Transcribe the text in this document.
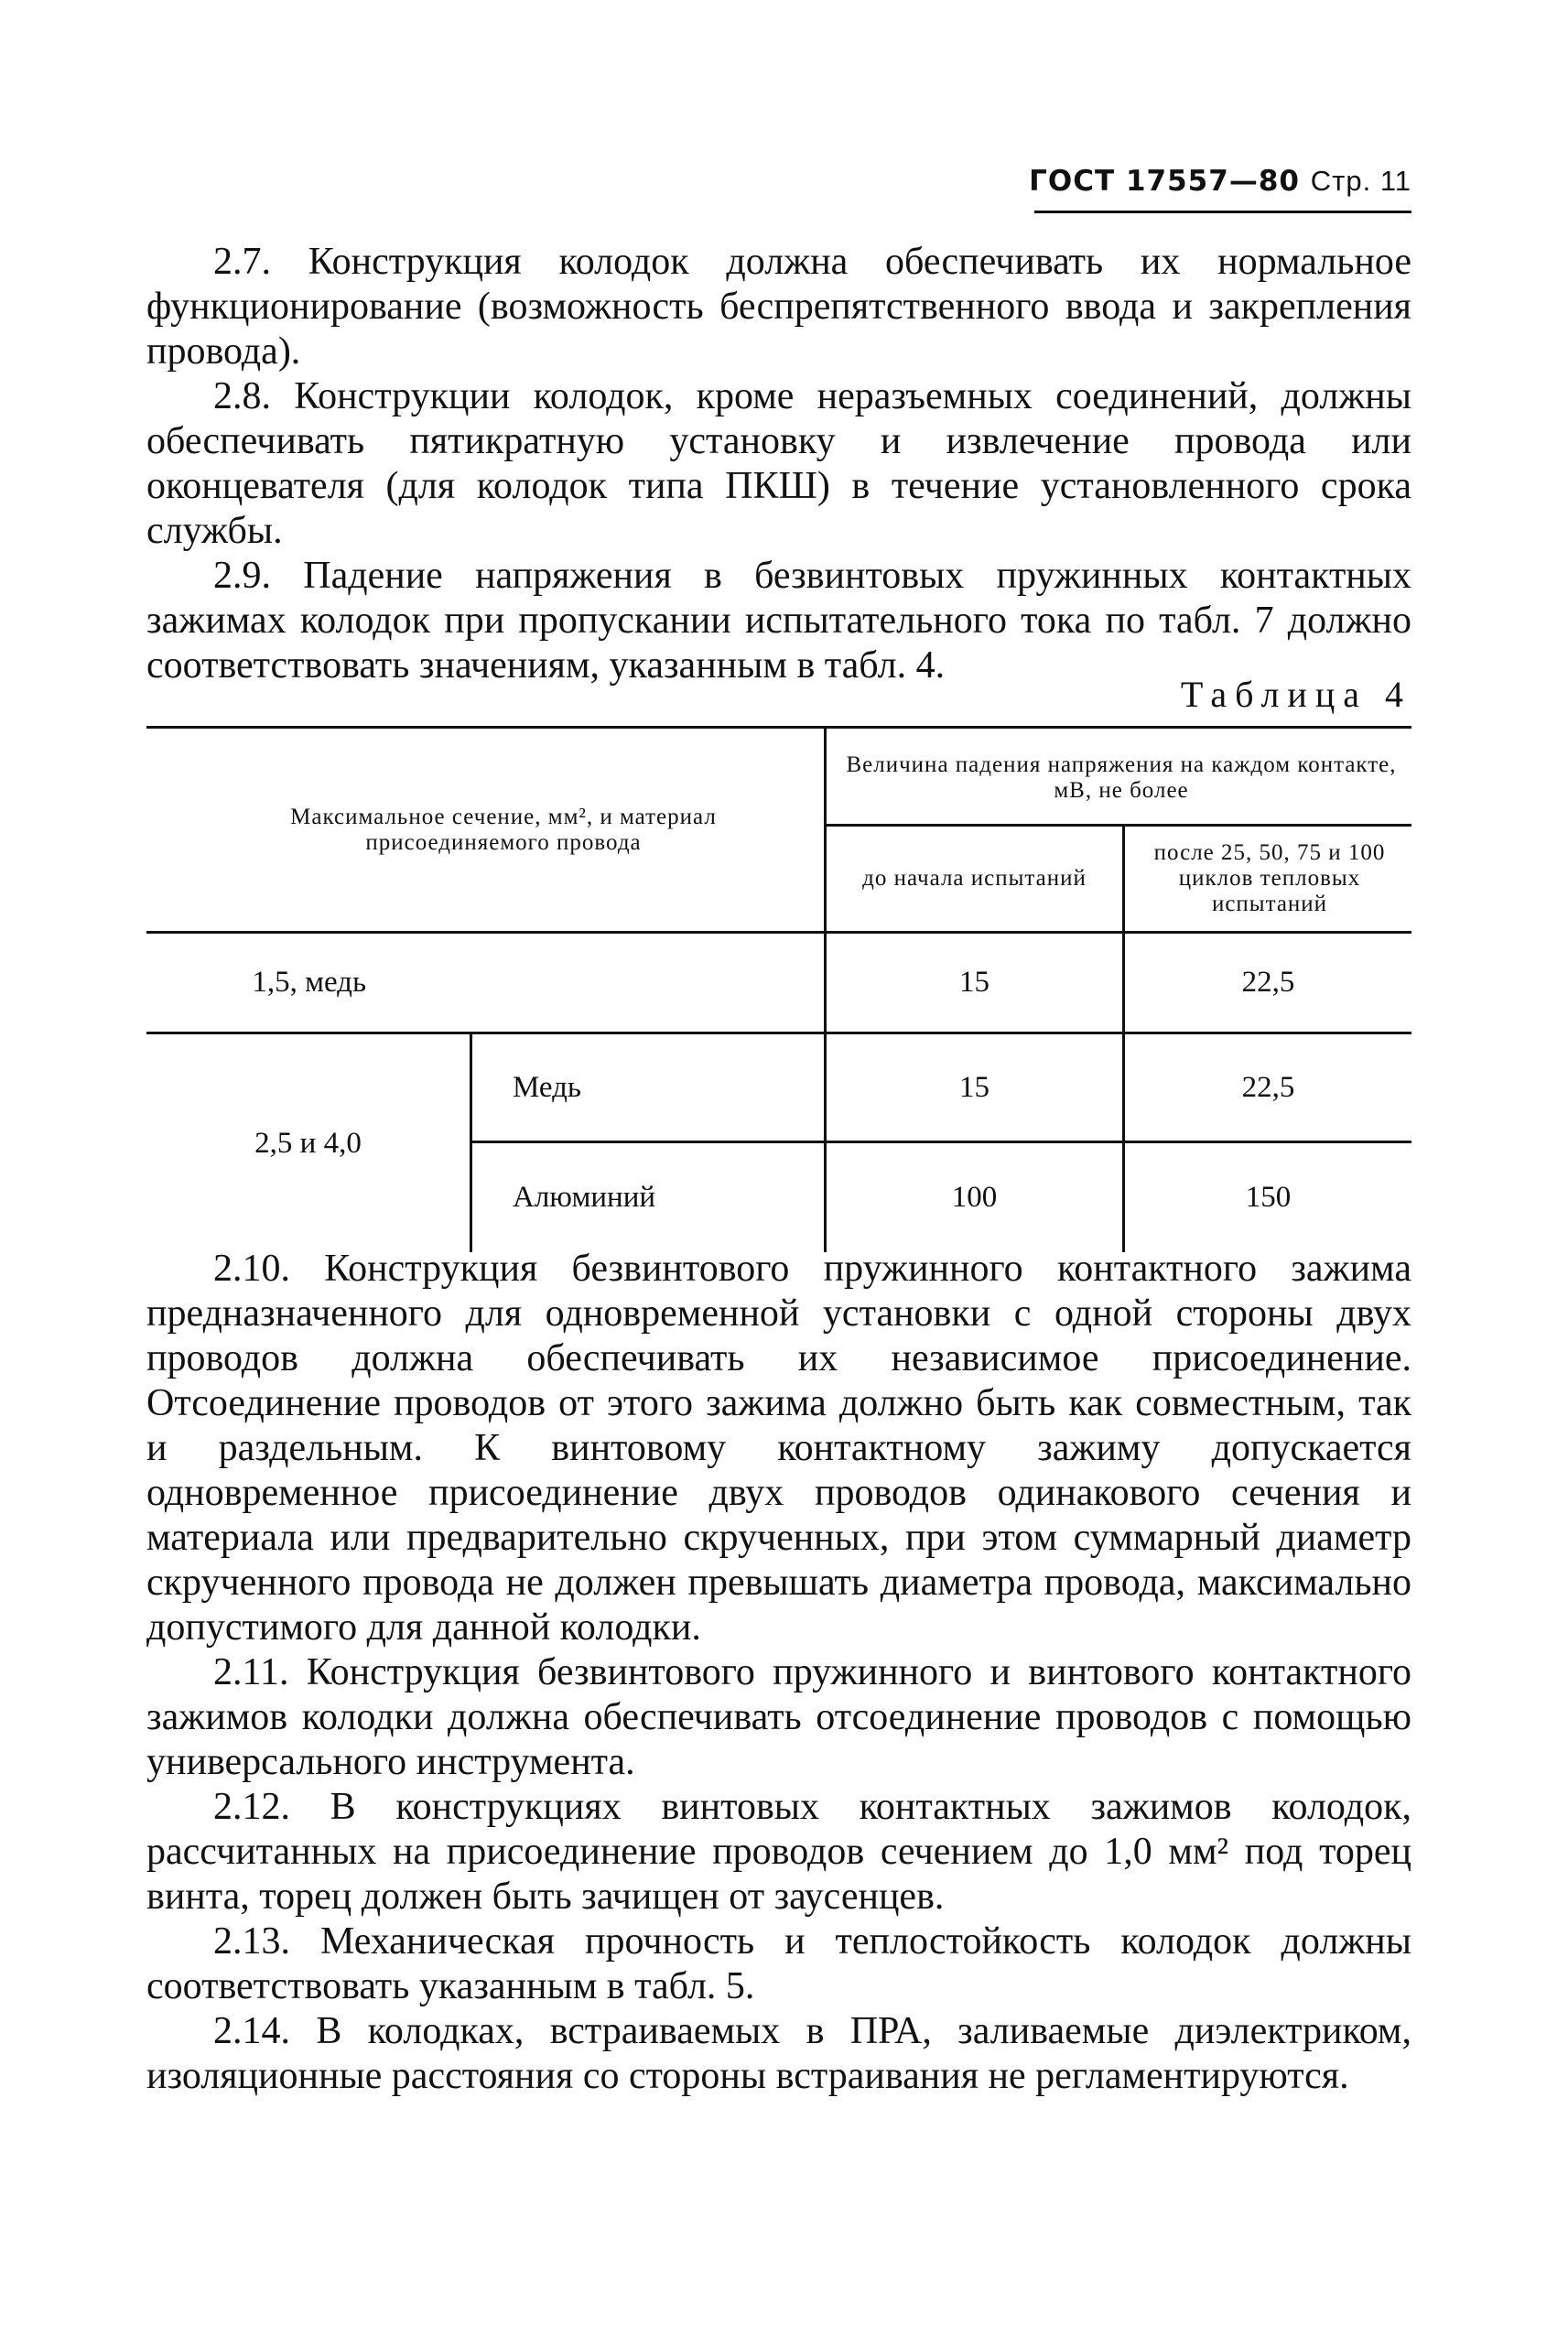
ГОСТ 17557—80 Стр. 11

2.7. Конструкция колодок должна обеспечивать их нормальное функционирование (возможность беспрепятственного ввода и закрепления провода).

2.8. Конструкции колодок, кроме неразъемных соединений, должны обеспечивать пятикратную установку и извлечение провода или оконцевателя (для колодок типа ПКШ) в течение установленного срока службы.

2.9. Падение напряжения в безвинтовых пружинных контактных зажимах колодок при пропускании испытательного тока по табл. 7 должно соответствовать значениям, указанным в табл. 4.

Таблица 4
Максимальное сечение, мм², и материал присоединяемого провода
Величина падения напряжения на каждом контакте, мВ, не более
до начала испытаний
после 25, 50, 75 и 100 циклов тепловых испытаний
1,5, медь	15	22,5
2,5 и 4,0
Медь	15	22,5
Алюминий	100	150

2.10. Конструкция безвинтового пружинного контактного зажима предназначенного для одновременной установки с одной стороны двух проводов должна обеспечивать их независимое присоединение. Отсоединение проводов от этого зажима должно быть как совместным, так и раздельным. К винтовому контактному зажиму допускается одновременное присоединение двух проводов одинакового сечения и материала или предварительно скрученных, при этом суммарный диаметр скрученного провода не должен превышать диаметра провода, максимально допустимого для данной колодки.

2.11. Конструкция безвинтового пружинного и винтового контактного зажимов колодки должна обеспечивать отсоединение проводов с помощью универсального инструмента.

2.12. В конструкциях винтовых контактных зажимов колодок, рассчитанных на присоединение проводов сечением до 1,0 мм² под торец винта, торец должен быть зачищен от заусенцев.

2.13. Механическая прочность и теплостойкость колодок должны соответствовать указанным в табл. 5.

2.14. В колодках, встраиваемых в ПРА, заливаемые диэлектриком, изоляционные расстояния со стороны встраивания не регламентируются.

* TASK DETAILS *
Pull out all lines from the entries above in which the word "должны" appears.

* EXERCISE RESPONSE *
2.8. Конструкции колодок, кроме неразъемных соединений, должны обеспечивать пятикратную установку и извлечение провода или оконцевателя (для колодок типа ПКШ) в течение установленного срока службы.
2.13. Механическая прочность и теплостойкость колодок должны соответствовать указанным в табл. 5.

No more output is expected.